[Figure collection entries]
--- --- ---

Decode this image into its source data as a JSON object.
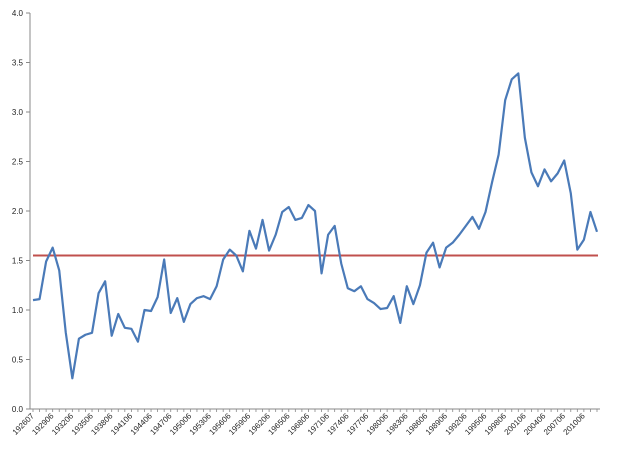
{
  "chart_data": {
    "type": "line",
    "title": "",
    "xlabel": "",
    "ylabel": "",
    "ylim": [
      0,
      4.0
    ],
    "yticks": [
      "0.0",
      "0.5",
      "1.0",
      "1.5",
      "2.0",
      "2.5",
      "3.0",
      "3.5",
      "4.0"
    ],
    "xtick_labels": [
      "192607",
      "192906",
      "193206",
      "193506",
      "193806",
      "194106",
      "194406",
      "194706",
      "195006",
      "195306",
      "195606",
      "195906",
      "196206",
      "196506",
      "196806",
      "197106",
      "197406",
      "197706",
      "198006",
      "198306",
      "198606",
      "198906",
      "199206",
      "199506",
      "199806",
      "200106",
      "200406",
      "200706",
      "201006"
    ],
    "x_start_year": 1926,
    "grid": false,
    "legend": "none",
    "colors": {
      "series": "#4a7ab8",
      "reference": "#c0504d",
      "axis": "#888888"
    },
    "reference_line": {
      "value": 1.55
    },
    "series": [
      {
        "values": [
          1.1,
          1.11,
          1.49,
          1.63,
          1.4,
          0.77,
          0.31,
          0.71,
          0.75,
          0.77,
          1.17,
          1.29,
          0.74,
          0.96,
          0.82,
          0.81,
          0.68,
          1.0,
          0.99,
          1.13,
          1.51,
          0.97,
          1.12,
          0.88,
          1.06,
          1.12,
          1.14,
          1.11,
          1.24,
          1.51,
          1.61,
          1.55,
          1.39,
          1.8,
          1.62,
          1.91,
          1.6,
          1.76,
          1.99,
          2.04,
          1.91,
          1.93,
          2.06,
          2.0,
          1.37,
          1.76,
          1.85,
          1.47,
          1.22,
          1.19,
          1.24,
          1.11,
          1.07,
          1.01,
          1.02,
          1.14,
          0.87,
          1.24,
          1.06,
          1.25,
          1.58,
          1.68,
          1.43,
          1.63,
          1.68,
          1.76,
          1.85,
          1.94,
          1.82,
          1.99,
          2.29,
          2.57,
          3.12,
          3.33,
          3.39,
          2.74,
          2.39,
          2.25,
          2.42,
          2.3,
          2.38,
          2.51,
          2.18,
          1.61,
          1.71,
          1.99,
          1.79
        ]
      }
    ]
  }
}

--- --- ---

Requirement »
Without the pictures, repeat all the records word for word.

Answer to the exercise »
Decode this image into its source data as a JSON object.
{
  "chart_data": {
    "type": "line",
    "title": "",
    "xlabel": "",
    "ylabel": "",
    "ylim": [
      0,
      4.0
    ],
    "yticks": [
      "0.0",
      "0.5",
      "1.0",
      "1.5",
      "2.0",
      "2.5",
      "3.0",
      "3.5",
      "4.0"
    ],
    "xtick_labels": [
      "192607",
      "192906",
      "193206",
      "193506",
      "193806",
      "194106",
      "194406",
      "194706",
      "195006",
      "195306",
      "195606",
      "195906",
      "196206",
      "196506",
      "196806",
      "197106",
      "197406",
      "197706",
      "198006",
      "198306",
      "198606",
      "198906",
      "199206",
      "199506",
      "199806",
      "200106",
      "200406",
      "200706",
      "201006"
    ],
    "x_start_year": 1926,
    "grid": false,
    "legend": "none",
    "colors": {
      "series": "#4a7ab8",
      "reference": "#c0504d",
      "axis": "#888888"
    },
    "reference_line": {
      "value": 1.55
    },
    "series": [
      {
        "values": [
          1.1,
          1.11,
          1.49,
          1.63,
          1.4,
          0.77,
          0.31,
          0.71,
          0.75,
          0.77,
          1.17,
          1.29,
          0.74,
          0.96,
          0.82,
          0.81,
          0.68,
          1.0,
          0.99,
          1.13,
          1.51,
          0.97,
          1.12,
          0.88,
          1.06,
          1.12,
          1.14,
          1.11,
          1.24,
          1.51,
          1.61,
          1.55,
          1.39,
          1.8,
          1.62,
          1.91,
          1.6,
          1.76,
          1.99,
          2.04,
          1.91,
          1.93,
          2.06,
          2.0,
          1.37,
          1.76,
          1.85,
          1.47,
          1.22,
          1.19,
          1.24,
          1.11,
          1.07,
          1.01,
          1.02,
          1.14,
          0.87,
          1.24,
          1.06,
          1.25,
          1.58,
          1.68,
          1.43,
          1.63,
          1.68,
          1.76,
          1.85,
          1.94,
          1.82,
          1.99,
          2.29,
          2.57,
          3.12,
          3.33,
          3.39,
          2.74,
          2.39,
          2.25,
          2.42,
          2.3,
          2.38,
          2.51,
          2.18,
          1.61,
          1.71,
          1.99,
          1.79
        ]
      }
    ]
  }
}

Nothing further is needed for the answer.